WHAT THE TASK ASKS - Take each line that has the word "this" and return it.
## start
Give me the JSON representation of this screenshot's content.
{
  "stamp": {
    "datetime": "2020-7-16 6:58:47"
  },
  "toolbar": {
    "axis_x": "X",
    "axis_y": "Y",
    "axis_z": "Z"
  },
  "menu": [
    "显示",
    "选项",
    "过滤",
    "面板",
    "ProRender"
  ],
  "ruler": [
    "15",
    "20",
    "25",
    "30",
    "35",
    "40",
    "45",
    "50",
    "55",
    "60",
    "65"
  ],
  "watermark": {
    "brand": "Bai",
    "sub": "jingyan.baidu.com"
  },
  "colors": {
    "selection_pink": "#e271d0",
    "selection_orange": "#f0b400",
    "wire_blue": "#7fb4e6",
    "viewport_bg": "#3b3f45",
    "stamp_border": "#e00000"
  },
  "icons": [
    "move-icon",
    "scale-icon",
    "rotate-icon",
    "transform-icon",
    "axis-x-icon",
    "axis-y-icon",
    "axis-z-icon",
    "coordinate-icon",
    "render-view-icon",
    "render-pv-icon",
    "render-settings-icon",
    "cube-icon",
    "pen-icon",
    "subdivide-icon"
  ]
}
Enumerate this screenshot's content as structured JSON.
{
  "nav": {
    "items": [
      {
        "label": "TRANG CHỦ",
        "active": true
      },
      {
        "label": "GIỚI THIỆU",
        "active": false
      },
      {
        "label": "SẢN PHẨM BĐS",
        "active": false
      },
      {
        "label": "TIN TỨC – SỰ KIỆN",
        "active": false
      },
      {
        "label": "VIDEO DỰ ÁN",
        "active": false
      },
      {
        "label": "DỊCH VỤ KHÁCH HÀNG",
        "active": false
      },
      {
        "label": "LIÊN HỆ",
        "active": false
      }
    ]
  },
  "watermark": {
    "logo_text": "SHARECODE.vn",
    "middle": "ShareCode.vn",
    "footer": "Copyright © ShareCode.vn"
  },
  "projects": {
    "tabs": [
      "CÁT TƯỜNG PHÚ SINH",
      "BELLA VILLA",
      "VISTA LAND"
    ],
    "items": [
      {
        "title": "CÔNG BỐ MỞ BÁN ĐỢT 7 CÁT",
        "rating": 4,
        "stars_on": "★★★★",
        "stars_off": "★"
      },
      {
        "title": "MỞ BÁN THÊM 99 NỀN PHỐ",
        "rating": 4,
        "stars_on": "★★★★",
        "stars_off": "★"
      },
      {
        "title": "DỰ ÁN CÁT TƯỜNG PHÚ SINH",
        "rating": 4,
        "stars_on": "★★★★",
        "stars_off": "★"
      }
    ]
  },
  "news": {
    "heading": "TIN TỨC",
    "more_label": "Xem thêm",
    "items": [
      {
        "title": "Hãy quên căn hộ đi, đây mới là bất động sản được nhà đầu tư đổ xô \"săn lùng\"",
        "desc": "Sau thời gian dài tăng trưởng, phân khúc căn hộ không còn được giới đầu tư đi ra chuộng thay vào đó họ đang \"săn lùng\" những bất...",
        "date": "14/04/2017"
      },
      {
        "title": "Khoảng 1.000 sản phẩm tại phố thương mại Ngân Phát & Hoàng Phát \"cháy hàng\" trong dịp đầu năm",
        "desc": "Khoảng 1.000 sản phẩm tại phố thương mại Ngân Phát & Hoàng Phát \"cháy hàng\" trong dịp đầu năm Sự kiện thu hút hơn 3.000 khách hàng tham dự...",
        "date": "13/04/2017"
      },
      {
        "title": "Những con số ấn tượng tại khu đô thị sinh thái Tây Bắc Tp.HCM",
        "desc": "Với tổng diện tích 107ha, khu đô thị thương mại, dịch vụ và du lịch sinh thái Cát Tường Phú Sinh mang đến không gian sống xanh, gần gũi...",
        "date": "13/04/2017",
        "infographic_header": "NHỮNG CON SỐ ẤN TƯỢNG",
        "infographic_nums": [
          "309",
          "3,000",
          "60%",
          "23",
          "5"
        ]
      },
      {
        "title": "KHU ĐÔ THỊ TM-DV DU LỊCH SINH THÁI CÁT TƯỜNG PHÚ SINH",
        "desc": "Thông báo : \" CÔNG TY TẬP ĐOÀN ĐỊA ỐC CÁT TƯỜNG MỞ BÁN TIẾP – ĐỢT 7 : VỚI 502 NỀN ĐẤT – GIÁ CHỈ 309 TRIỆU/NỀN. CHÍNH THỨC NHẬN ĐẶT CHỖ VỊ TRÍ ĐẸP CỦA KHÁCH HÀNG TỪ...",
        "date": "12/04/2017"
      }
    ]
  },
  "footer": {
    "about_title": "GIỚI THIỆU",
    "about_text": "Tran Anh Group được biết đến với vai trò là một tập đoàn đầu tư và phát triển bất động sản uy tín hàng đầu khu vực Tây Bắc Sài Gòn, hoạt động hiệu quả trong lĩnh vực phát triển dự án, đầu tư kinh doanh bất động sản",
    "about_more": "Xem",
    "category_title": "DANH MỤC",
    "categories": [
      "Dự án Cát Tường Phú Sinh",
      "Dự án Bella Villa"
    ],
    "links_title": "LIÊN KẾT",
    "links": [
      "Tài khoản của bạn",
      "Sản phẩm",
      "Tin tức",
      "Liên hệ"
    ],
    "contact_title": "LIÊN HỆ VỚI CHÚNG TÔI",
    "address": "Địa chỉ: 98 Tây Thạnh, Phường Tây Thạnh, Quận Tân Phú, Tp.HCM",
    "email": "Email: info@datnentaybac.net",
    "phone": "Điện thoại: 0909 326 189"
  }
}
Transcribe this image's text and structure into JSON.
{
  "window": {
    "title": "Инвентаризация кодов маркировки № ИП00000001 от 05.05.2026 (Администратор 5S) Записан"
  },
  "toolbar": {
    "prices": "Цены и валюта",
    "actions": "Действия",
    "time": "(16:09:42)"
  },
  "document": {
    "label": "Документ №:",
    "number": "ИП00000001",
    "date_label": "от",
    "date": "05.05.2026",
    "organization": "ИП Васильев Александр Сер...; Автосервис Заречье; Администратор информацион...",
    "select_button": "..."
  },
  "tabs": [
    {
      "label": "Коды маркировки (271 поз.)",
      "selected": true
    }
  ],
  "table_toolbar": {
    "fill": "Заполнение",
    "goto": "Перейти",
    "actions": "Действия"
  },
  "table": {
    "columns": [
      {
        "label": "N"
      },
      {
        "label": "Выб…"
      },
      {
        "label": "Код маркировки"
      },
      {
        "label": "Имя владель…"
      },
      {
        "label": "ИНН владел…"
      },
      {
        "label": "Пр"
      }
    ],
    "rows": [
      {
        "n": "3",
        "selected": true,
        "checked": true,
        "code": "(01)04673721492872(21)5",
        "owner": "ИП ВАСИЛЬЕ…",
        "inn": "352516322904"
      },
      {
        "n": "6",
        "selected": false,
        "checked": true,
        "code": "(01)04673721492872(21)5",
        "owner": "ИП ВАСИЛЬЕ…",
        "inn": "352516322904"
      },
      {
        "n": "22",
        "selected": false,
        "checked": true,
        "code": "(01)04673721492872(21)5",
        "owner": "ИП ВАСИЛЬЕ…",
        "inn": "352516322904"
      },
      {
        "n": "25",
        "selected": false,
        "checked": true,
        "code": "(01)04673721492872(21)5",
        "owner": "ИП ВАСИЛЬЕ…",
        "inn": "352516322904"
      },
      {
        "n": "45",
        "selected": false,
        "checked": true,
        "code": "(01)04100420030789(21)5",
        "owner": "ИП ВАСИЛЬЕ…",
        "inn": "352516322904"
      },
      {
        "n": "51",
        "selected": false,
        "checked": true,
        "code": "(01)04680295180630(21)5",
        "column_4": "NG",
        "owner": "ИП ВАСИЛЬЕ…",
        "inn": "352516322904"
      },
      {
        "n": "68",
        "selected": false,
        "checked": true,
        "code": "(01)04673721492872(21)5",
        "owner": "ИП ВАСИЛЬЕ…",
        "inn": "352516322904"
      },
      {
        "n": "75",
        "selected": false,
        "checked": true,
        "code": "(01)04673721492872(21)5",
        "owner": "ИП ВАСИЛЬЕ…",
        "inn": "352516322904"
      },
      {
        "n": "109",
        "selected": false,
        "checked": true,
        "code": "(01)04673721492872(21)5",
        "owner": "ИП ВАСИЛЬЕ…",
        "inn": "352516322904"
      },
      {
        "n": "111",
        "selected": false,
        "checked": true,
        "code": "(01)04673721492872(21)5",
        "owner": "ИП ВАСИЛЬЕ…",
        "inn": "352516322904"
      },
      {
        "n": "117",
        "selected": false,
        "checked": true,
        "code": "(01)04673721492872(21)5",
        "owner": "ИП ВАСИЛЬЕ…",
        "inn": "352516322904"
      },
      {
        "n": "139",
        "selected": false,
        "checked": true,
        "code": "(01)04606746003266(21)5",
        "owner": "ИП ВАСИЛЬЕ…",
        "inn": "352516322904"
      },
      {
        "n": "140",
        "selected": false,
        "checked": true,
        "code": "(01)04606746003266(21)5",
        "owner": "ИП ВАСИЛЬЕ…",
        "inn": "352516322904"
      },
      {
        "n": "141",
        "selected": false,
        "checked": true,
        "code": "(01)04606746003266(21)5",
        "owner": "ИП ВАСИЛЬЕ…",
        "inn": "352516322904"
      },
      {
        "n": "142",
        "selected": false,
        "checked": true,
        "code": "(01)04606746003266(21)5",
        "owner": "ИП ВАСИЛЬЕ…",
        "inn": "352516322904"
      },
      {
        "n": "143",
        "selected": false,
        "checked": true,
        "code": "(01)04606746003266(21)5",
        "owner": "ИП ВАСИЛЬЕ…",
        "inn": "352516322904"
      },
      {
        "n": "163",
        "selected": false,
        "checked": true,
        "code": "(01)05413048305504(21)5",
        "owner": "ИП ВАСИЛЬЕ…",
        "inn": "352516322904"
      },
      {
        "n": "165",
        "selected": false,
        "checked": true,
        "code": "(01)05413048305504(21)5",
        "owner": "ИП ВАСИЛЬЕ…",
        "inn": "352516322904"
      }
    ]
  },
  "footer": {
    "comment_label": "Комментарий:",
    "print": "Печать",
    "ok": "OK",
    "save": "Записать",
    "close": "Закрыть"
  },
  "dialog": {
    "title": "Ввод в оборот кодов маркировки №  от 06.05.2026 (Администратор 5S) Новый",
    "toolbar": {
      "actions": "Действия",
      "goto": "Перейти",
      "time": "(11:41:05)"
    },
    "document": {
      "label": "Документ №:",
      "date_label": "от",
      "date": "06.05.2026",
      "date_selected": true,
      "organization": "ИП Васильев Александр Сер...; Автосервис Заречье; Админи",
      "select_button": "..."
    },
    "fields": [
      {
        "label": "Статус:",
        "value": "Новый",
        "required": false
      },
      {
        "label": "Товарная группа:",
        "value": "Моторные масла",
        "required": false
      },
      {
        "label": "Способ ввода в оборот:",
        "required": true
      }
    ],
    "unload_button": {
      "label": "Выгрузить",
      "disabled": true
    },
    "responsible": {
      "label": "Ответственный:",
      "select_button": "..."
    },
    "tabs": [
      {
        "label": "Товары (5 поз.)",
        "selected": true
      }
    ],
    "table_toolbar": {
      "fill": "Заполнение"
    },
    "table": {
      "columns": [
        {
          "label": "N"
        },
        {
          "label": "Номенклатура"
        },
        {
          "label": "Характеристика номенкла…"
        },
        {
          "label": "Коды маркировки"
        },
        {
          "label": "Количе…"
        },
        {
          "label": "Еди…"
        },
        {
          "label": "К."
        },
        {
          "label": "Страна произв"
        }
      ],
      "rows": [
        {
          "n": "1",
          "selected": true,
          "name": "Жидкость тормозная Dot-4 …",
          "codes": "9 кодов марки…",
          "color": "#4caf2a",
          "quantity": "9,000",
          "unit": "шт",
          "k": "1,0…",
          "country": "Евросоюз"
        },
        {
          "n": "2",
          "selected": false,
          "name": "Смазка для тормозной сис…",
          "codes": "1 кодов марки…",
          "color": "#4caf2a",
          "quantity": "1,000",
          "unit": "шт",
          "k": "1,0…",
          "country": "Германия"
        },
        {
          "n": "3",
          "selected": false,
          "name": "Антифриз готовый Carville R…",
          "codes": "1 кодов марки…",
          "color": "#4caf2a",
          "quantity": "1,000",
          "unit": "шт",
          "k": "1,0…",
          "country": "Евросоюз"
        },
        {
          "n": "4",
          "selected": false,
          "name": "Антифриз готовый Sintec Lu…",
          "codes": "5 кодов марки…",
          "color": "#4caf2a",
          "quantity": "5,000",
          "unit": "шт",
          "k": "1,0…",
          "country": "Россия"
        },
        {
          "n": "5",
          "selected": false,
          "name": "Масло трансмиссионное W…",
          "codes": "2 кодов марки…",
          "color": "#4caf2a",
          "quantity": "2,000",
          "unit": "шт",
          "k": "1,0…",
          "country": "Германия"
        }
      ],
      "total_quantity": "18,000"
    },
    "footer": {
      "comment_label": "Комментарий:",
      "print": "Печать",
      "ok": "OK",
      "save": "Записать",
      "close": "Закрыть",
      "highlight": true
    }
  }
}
## end
WORKED ANSWER -
Give me the JSON representation of this screenshot's content.
Enumerate this screenshot's content as structured JSON.
Transcribe this image's text and structure into JSON.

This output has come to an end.